== SOURCE EXTRACT ==
####
Bill Campbell called “The Coach” as he was coach to some of the brightest minds in silicon valley such as Larry Page, Sergey Brin, Eric Schmidt, Jonathan Rosenberg and Sundar Pichai at Google, Susan Wojcicki at YouTube, Steve Jobs at Apple, Brad D. Smith at Intuit, Jeff Bezos at Amazon, John Donahoe at eBay, Marissa Mayer at Yahoo, Jack Dorsey and Dick Costolo at Twitter, and Sheryl Sandberg at Facebook.

Bill Campbell went from college football coach to senior executive at a Fortune 500 company in less than five years. He was a superb business executive. And he did it through practicing: operational excellence, putting people first, being decisive, communicating well, knowing how to get the most out of even the most challenging people, focusing on product excellence, and treating people well when they are let go.

THE CHAMPION FROM HOMESTEAD

Bill Campbell didn’t even get to California until his early forties, and he had started his business career only a few years before that. In fact, this Silicon Valley success story packed a few lifetimes’ worth of accomplishments into his seventy-five-year span. He grew up pugnacious and smart in the western Pennsylvania steel town of Homestead, where his father taught physical education in the local high school and moonlighted at the mill.

 Bill was a good student and worked hard. Astute too: he wrote an April 1955 op-ed in his school newspaper that reminded his fellow students “there is nothing more important to you in later life” than good grades. “Loafing in school may prevent one’s chances of success.” He was a freshman at the time.
####
== DATA RECORDS ==
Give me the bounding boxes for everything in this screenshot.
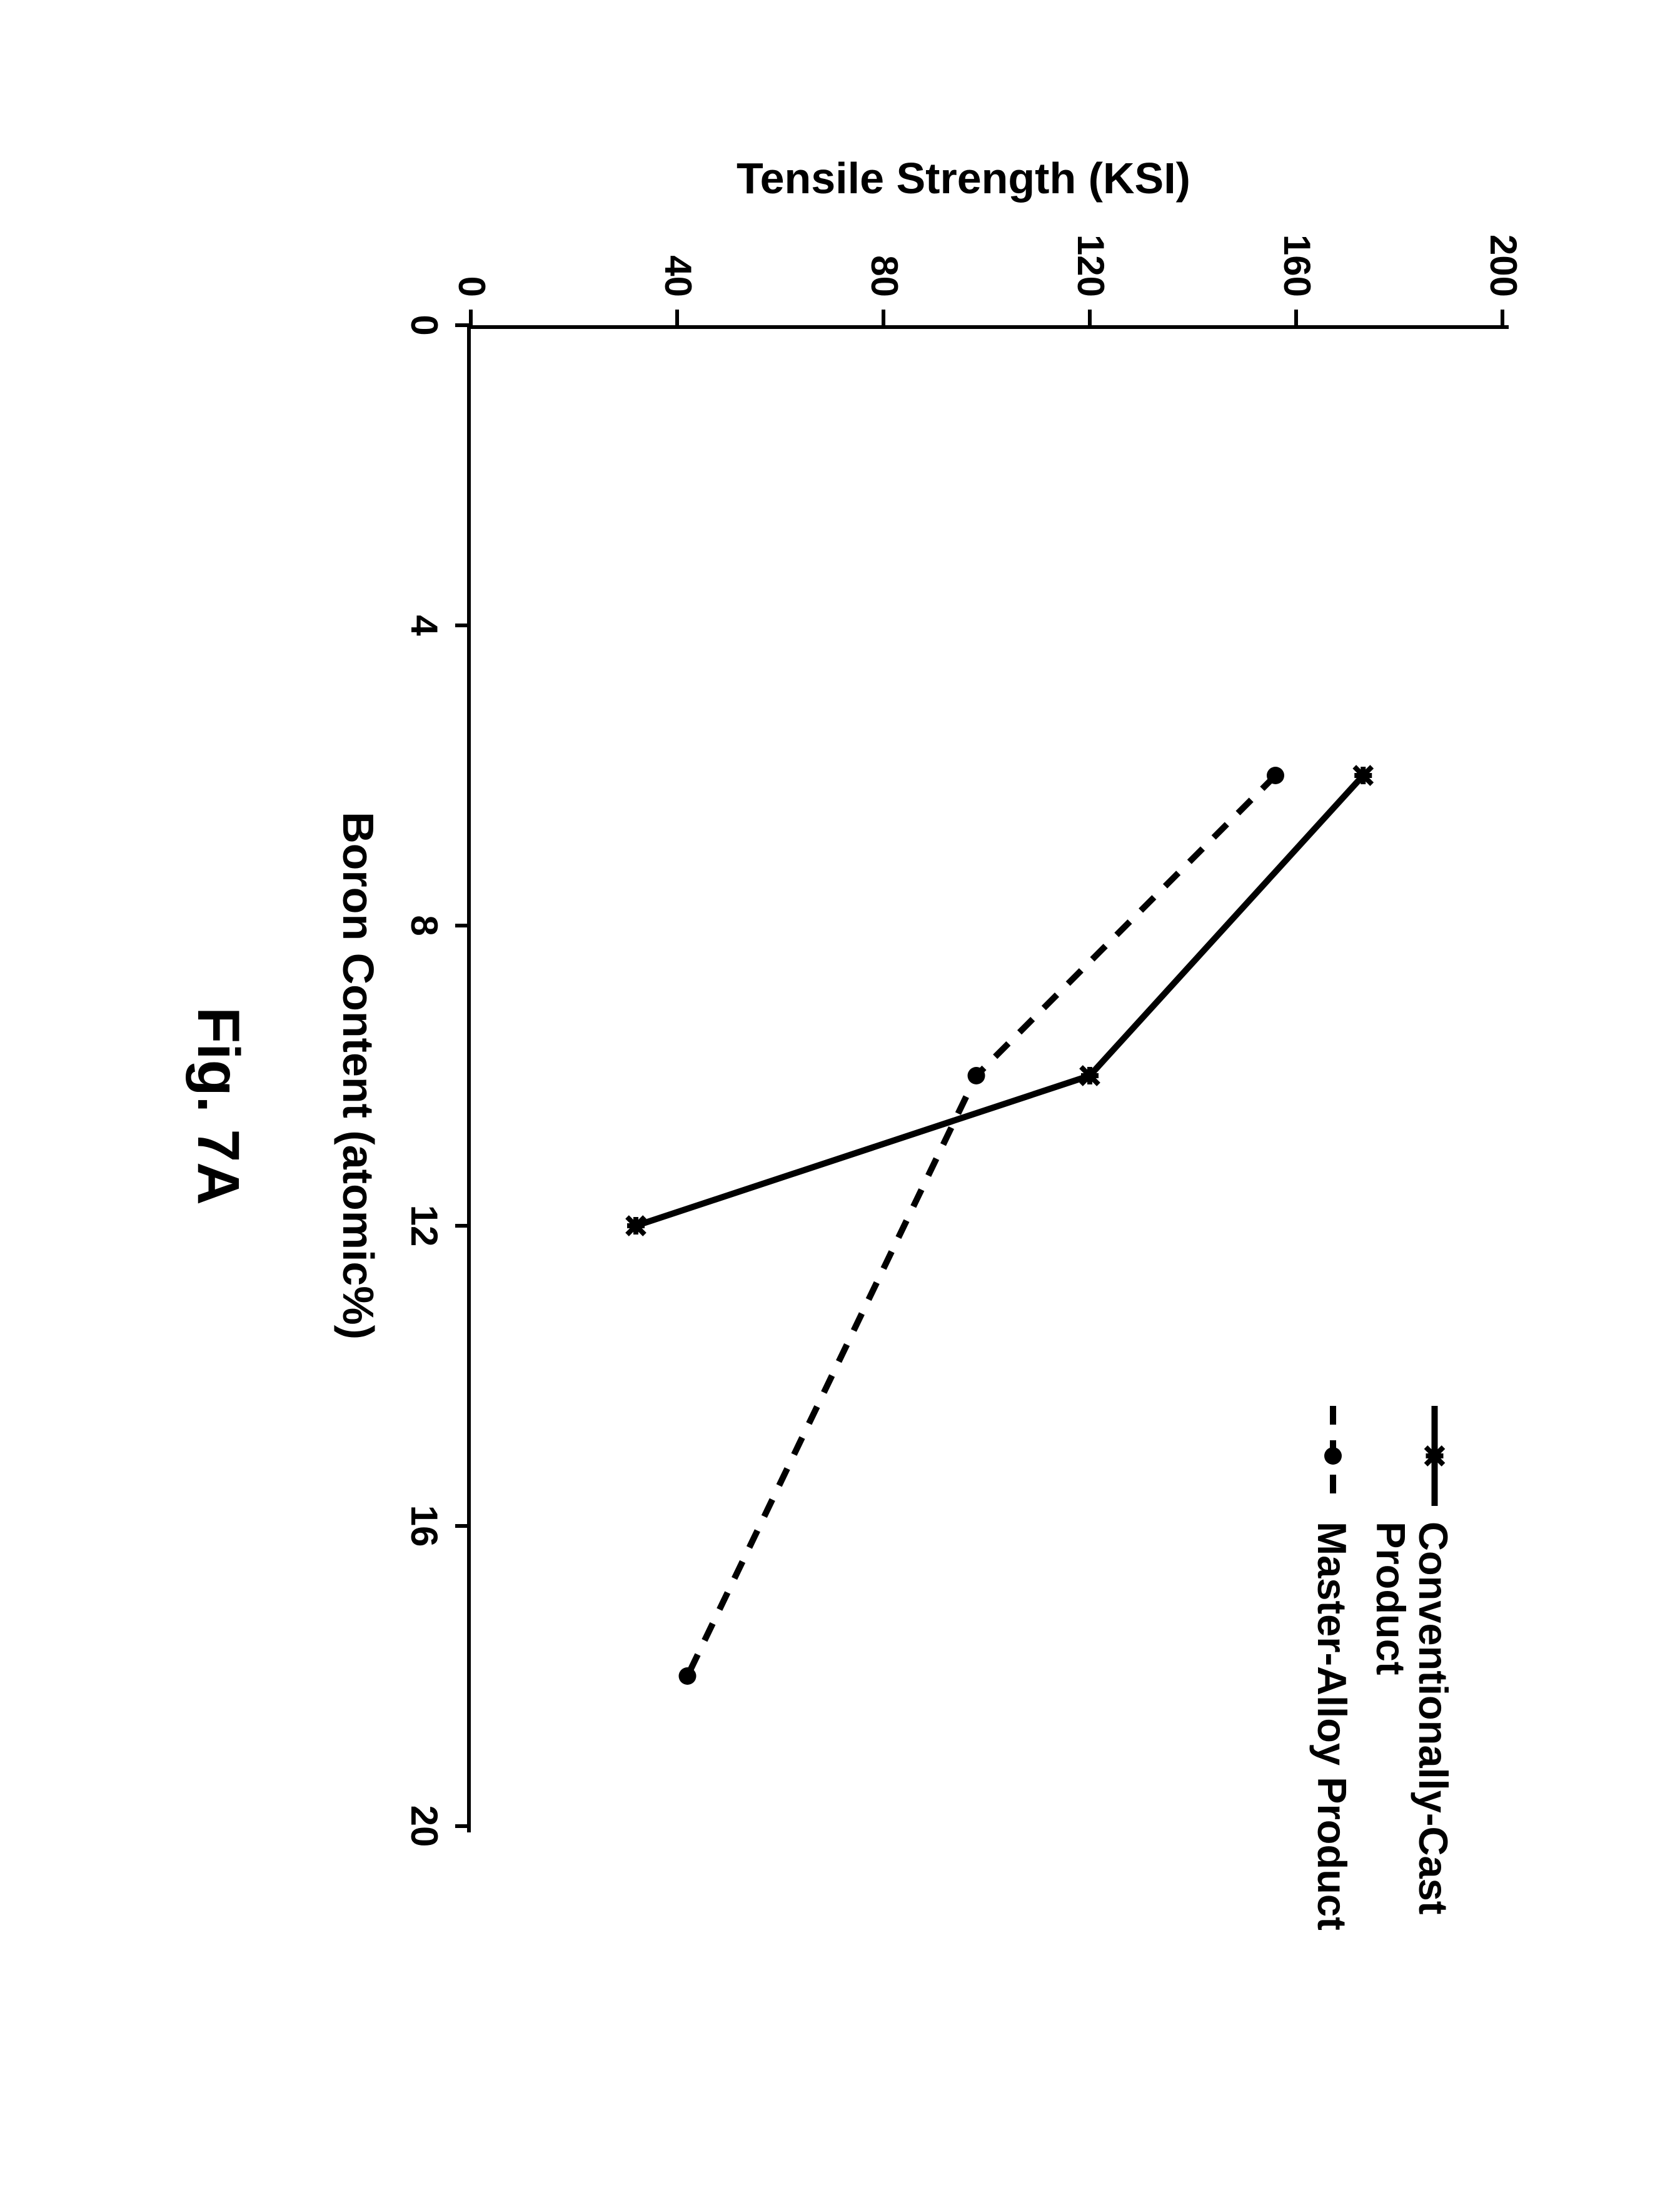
series-line-0 <box>636 775 1363 1226</box>
series-line-1 <box>688 775 1276 1676</box>
marker-circle <box>679 1667 697 1685</box>
rotated-figure: 04080120160200048121620Boron Content (at… <box>0 0 1665 2212</box>
marker-x <box>627 1217 645 1235</box>
marker-x <box>1354 767 1372 784</box>
marker-circle <box>968 1067 985 1084</box>
page: 04080120160200048121620Boron Content (at… <box>0 0 1665 2212</box>
marker-x <box>1081 1067 1099 1084</box>
marker-circle <box>1324 1447 1342 1465</box>
marker-circle <box>1267 767 1284 784</box>
legend-label-1: Master-Alloy Product <box>1309 1522 1356 1931</box>
legend-label-0-line2: Product <box>1367 1522 1414 1675</box>
marker-x <box>1426 1447 1444 1465</box>
figure-caption: Fig. 7A <box>184 0 252 2212</box>
legend-label-0: Conventionally-Cast <box>1410 1522 1457 1914</box>
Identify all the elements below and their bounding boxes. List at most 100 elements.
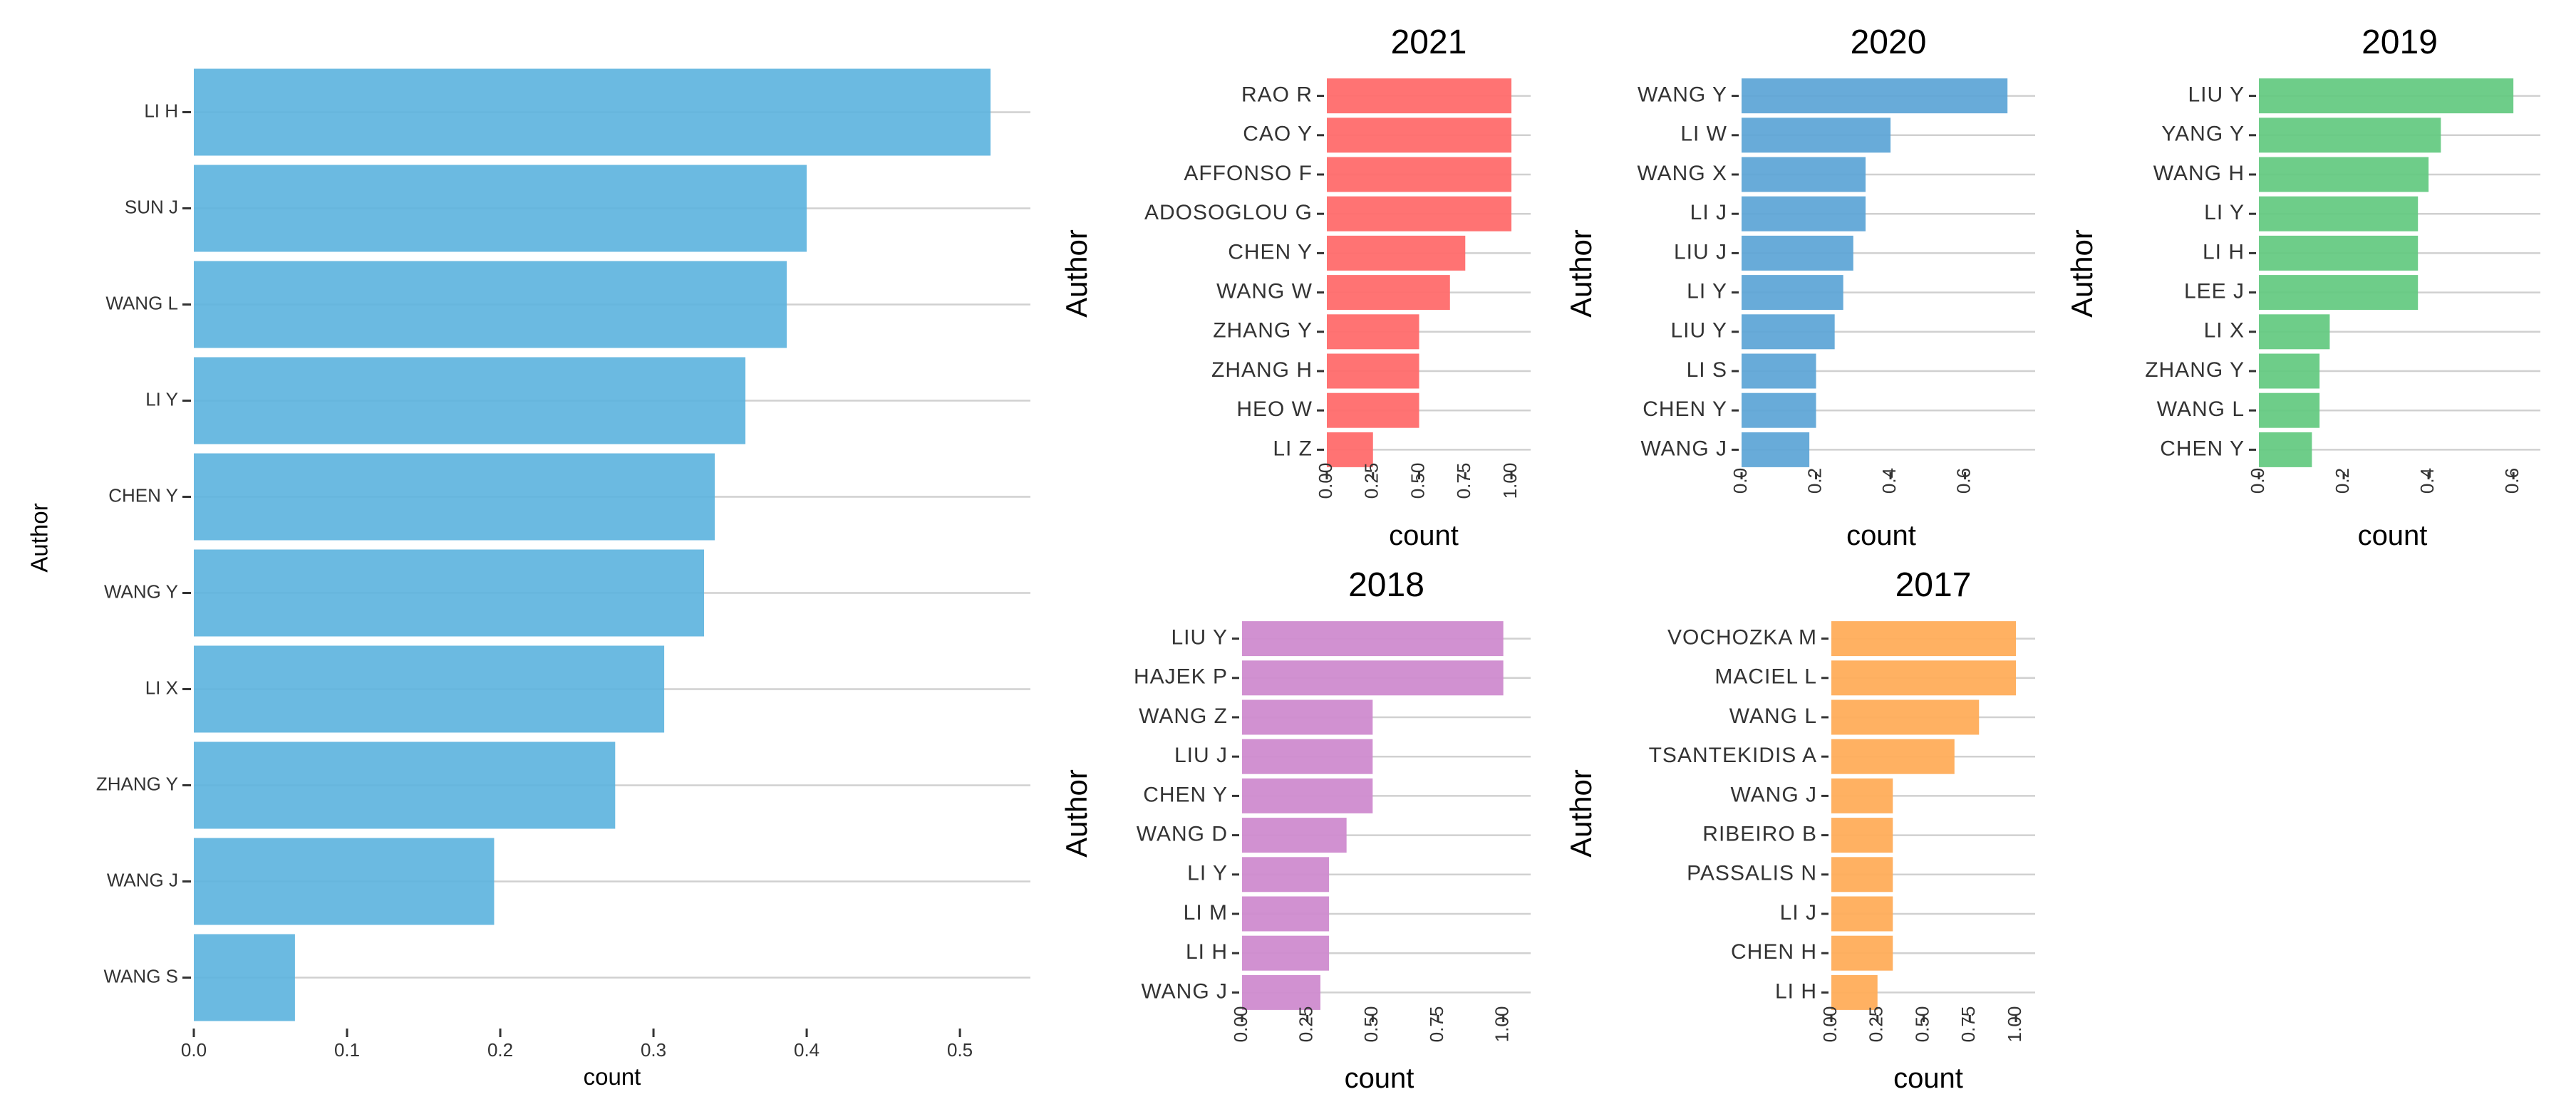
- category-label: WANG J: [1640, 437, 1727, 460]
- y-axis-label: Author: [1060, 769, 1093, 858]
- category-label: WANG S: [104, 965, 178, 987]
- x-tick-label: 0.2: [2332, 468, 2353, 494]
- category-label: LIU J: [1174, 744, 1228, 767]
- x-tick-label: 0.1: [334, 1039, 360, 1061]
- category-label: LI X: [2204, 319, 2245, 343]
- bar-chen-h: [1831, 935, 1893, 971]
- x-tick-label: 0.6: [2501, 468, 2523, 494]
- x-tick-label: 0.50: [1407, 463, 1428, 499]
- bar-liu-y: [2259, 78, 2514, 114]
- category-label: WANG H: [2153, 162, 2245, 185]
- bar-wang-d: [1242, 818, 1347, 853]
- bar-li-x: [2259, 314, 2330, 350]
- category-label: WANG J: [1730, 783, 1817, 806]
- chart-panel-y2021: 2021 RAO R CAO Y AFFONSO F ADOSOGLOU G CHEN Y…: [1060, 24, 1531, 551]
- x-tick-label: 0.2: [1804, 468, 1825, 494]
- bar-zhang-y: [1327, 314, 1419, 350]
- category-label: AFFONSO F: [1184, 162, 1313, 185]
- x-axis-label: count: [584, 1063, 641, 1090]
- x-tick-label: 0.00: [1315, 463, 1336, 499]
- x-tick-label: 0.5: [947, 1039, 973, 1061]
- bar-tsantekidis-a: [1831, 739, 1955, 774]
- bar-wang-h: [2259, 157, 2429, 192]
- x-tick-label: 0.6: [1952, 468, 1974, 494]
- bar-sun-j: [194, 165, 807, 252]
- x-tick-label: 0.4: [1878, 468, 1900, 494]
- bar-wang-s: [194, 934, 295, 1021]
- category-label: LIU J: [1674, 240, 1727, 264]
- bar-li-h: [194, 68, 991, 156]
- category-label: LI W: [1680, 123, 1727, 146]
- bar-wang-j: [1831, 778, 1893, 813]
- category-label: ZHANG Y: [1213, 319, 1313, 343]
- bar-wang-j: [1742, 432, 1810, 467]
- x-axis-label: count: [2358, 520, 2428, 551]
- category-label: YANG Y: [2161, 123, 2245, 146]
- category-label: CHEN H: [1731, 940, 1817, 964]
- bar-liu-j: [1242, 739, 1373, 774]
- chart-title: 2020: [1851, 24, 1927, 61]
- chart-title: 2017: [1895, 566, 1972, 604]
- x-tick-label: 0.50: [1911, 1006, 1933, 1043]
- bar-wang-y: [1742, 78, 2008, 114]
- bar-chen-y: [1742, 392, 1816, 428]
- y-axis-label: Author: [1564, 769, 1598, 858]
- category-label: LI M: [1184, 901, 1228, 925]
- bar-yang-y: [2259, 118, 2441, 153]
- bar-wang-y: [194, 549, 705, 637]
- bar-wang-l: [2259, 392, 2320, 428]
- x-tick-label: 0.0: [2247, 468, 2268, 494]
- category-label: CHEN Y: [108, 484, 178, 506]
- category-label: WANG Z: [1139, 704, 1228, 728]
- bar-passalis-n: [1831, 857, 1893, 892]
- bar-adosoglou-g: [1327, 196, 1512, 231]
- category-label: WANG L: [2157, 397, 2245, 421]
- bar-li-j: [1742, 196, 1866, 231]
- x-tick-label: 0.50: [1360, 1006, 1382, 1043]
- bar-chen-y: [2259, 432, 2312, 467]
- category-label: ZHANG Y: [96, 773, 178, 794]
- bar-li-j: [1831, 896, 1893, 932]
- category-label: ZHANG H: [1211, 358, 1313, 382]
- bar-rao-r: [1327, 78, 1512, 114]
- bar-wang-l: [1831, 699, 1980, 735]
- x-tick-label: 0.2: [487, 1039, 513, 1061]
- bar-li-h: [2259, 235, 2419, 271]
- category-label: WANG Y: [1638, 83, 1727, 107]
- category-label: LI H: [1775, 979, 1817, 1003]
- bar-liu-j: [1742, 235, 1853, 271]
- category-label: LI Y: [2204, 201, 2245, 224]
- category-label: WANG J: [1141, 979, 1228, 1003]
- bar-li-h: [1831, 974, 1878, 1010]
- y-axis-label: Author: [26, 503, 53, 572]
- bar-wang-j: [1242, 974, 1320, 1010]
- x-tick-label: 0.00: [1819, 1006, 1841, 1043]
- x-tick-label: 0.75: [1453, 463, 1474, 499]
- category-label: WANG X: [1637, 162, 1727, 185]
- category-label: TSANTEKIDIS A: [1649, 744, 1817, 767]
- x-tick-label: 0.0: [181, 1039, 207, 1061]
- bar-li-y: [1742, 275, 1843, 311]
- bar-li-y: [194, 357, 746, 444]
- category-label: MACIEL L: [1714, 665, 1817, 689]
- chart-title: 2019: [2362, 24, 2438, 61]
- x-axis-label: count: [1345, 1063, 1414, 1094]
- bar-wang-j: [194, 838, 495, 925]
- bar-zhang-h: [1327, 353, 1419, 389]
- category-label: LI J: [1690, 201, 1727, 224]
- category-label: LI S: [1687, 358, 1727, 382]
- bar-lee-j: [2259, 275, 2419, 311]
- bar-liu-y: [1742, 314, 1835, 350]
- category-label: LI Y: [1687, 280, 1727, 303]
- bar-heo-w: [1327, 392, 1419, 428]
- x-tick-label: 0.25: [1866, 1006, 1887, 1043]
- bar-wang-l: [194, 261, 787, 348]
- x-tick-label: 0.3: [641, 1039, 666, 1061]
- bar-vochozka-m: [1831, 621, 2017, 657]
- x-axis-label: count: [1846, 520, 1916, 551]
- bar-li-m: [1242, 896, 1330, 932]
- x-tick-label: 0.25: [1361, 463, 1382, 499]
- x-tick-label: 1.00: [2004, 1006, 2025, 1043]
- chart-panel-y2018: 2018 LIU Y HAJEK P WANG Z LIU J CHEN Y WANG D L…: [1060, 566, 1531, 1094]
####
== WHAT THIS EXERCISE ASKS ==
a) Translate this sentence from the passage about Bill Campbell into Spanish: "Bill was a good student and worked hard."
b) Copy the part of the listing that opens with the line containing "- category-label: WANG J: [1640, 437, 1727, 460]" and closes with the line containing "- bar-tsantekidis-a: [1831, 739, 1955, 774]", including both of those lines.

== ANSWER LIST ==
a) Bill era un buen estudiante y trabajaba mucho.

b)
- category-label: WANG J: [1640, 437, 1727, 460]
- y-axis-label: Author: [1060, 769, 1093, 858]
- category-label: WANG S: [104, 965, 178, 987]
- x-tick-label: 0.2: [2332, 468, 2353, 494]
- category-label: LIU J: [1174, 744, 1228, 767]
- x-tick-label: 0.1: [334, 1039, 360, 1061]
- category-label: LI X: [2204, 319, 2245, 343]
- bar-chen-h: [1831, 935, 1893, 971]
- x-tick-label: 0.6: [2501, 468, 2523, 494]
- x-tick-label: 0.50: [1407, 463, 1428, 499]
- bar-liu-y: [2259, 78, 2514, 114]
- category-label: WANG H: [2153, 162, 2245, 185]
- bar-wang-d: [1242, 818, 1347, 853]
- bar-li-x: [2259, 314, 2330, 350]
- category-label: WANG J: [1730, 783, 1817, 806]
- chart-panel-y2021: 2021 RAO R CAO Y AFFONSO F ADOSOGLOU G CHEN Y…: [1060, 24, 1531, 551]
- x-tick-label: 0.2: [1804, 468, 1825, 494]
- bar-zhang-y: [1327, 314, 1419, 350]
- category-label: AFFONSO F: [1184, 162, 1313, 185]
- x-axis-label: count: [584, 1063, 641, 1090]
- x-tick-label: 0.00: [1315, 463, 1336, 499]
- x-tick-label: 0.5: [947, 1039, 973, 1061]
- bar-tsantekidis-a: [1831, 739, 1955, 774]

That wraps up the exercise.